--- START OF Input material ---

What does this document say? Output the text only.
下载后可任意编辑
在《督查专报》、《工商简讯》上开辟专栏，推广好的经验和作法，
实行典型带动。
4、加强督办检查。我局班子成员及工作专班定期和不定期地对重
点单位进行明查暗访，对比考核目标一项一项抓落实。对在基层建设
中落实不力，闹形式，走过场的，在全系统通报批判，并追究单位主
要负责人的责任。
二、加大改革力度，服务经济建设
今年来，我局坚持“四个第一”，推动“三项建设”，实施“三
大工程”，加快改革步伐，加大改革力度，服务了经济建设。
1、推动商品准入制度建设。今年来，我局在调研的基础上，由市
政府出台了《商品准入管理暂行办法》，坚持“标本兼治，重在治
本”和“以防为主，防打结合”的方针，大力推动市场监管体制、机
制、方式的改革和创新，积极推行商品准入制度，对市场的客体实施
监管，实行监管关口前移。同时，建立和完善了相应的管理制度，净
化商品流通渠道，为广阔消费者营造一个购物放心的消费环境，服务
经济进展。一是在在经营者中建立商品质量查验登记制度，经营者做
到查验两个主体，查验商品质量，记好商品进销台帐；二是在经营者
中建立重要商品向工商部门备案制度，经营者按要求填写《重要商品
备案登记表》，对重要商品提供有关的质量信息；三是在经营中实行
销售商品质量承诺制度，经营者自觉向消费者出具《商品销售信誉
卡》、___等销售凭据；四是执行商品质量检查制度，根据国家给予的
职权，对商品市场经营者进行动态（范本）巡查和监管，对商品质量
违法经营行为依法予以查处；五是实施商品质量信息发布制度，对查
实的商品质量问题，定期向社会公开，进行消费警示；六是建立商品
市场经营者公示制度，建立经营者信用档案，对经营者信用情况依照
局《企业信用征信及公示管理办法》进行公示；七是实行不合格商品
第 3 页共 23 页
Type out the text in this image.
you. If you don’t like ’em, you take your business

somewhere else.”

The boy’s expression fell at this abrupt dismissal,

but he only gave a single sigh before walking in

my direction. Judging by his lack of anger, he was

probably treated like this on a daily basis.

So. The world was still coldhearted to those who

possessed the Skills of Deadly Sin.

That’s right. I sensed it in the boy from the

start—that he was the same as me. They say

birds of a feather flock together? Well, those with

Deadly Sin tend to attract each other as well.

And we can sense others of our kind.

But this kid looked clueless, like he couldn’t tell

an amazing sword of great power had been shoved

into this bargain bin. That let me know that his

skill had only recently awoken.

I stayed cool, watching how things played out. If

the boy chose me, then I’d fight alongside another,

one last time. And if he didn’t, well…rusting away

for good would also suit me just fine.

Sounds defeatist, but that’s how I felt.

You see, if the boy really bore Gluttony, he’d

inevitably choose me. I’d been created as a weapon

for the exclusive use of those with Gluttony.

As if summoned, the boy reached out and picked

--- END OF Input material ---

§ Task goal:
Quote, without any change, each line from the one that contains "Type out the text in this image." through the end of the material.

§ Task output:
Type out the text in this image.
you. If you don’t like ’em, you take your business

somewhere else.”

The boy’s expression fell at this abrupt dismissal,

but he only gave a single sigh before walking in

my direction. Judging by his lack of anger, he was

probably treated like this on a daily basis.

So. The world was still coldhearted to those who

possessed the Skills of Deadly Sin.

That’s right. I sensed it in the boy from the

start—that he was the same as me. They say

birds of a feather flock together? Well, those with

Deadly Sin tend to attract each other as well.

And we can sense others of our kind.

But this kid looked clueless, like he couldn’t tell

an amazing sword of great power had been shoved

into this bargain bin. That let me know that his

skill had only recently awoken.

I stayed cool, watching how things played out. If

the boy chose me, then I’d fight alongside another,

one last time. And if he didn’t, well…rusting away

for good would also suit me just fine.

Sounds defeatist, but that’s how I felt.

You see, if the boy really bore Gluttony, he’d

inevitably choose me. I’d been created as a weapon

for the exclusive use of those with Gluttony.

As if summoned, the boy reached out and picked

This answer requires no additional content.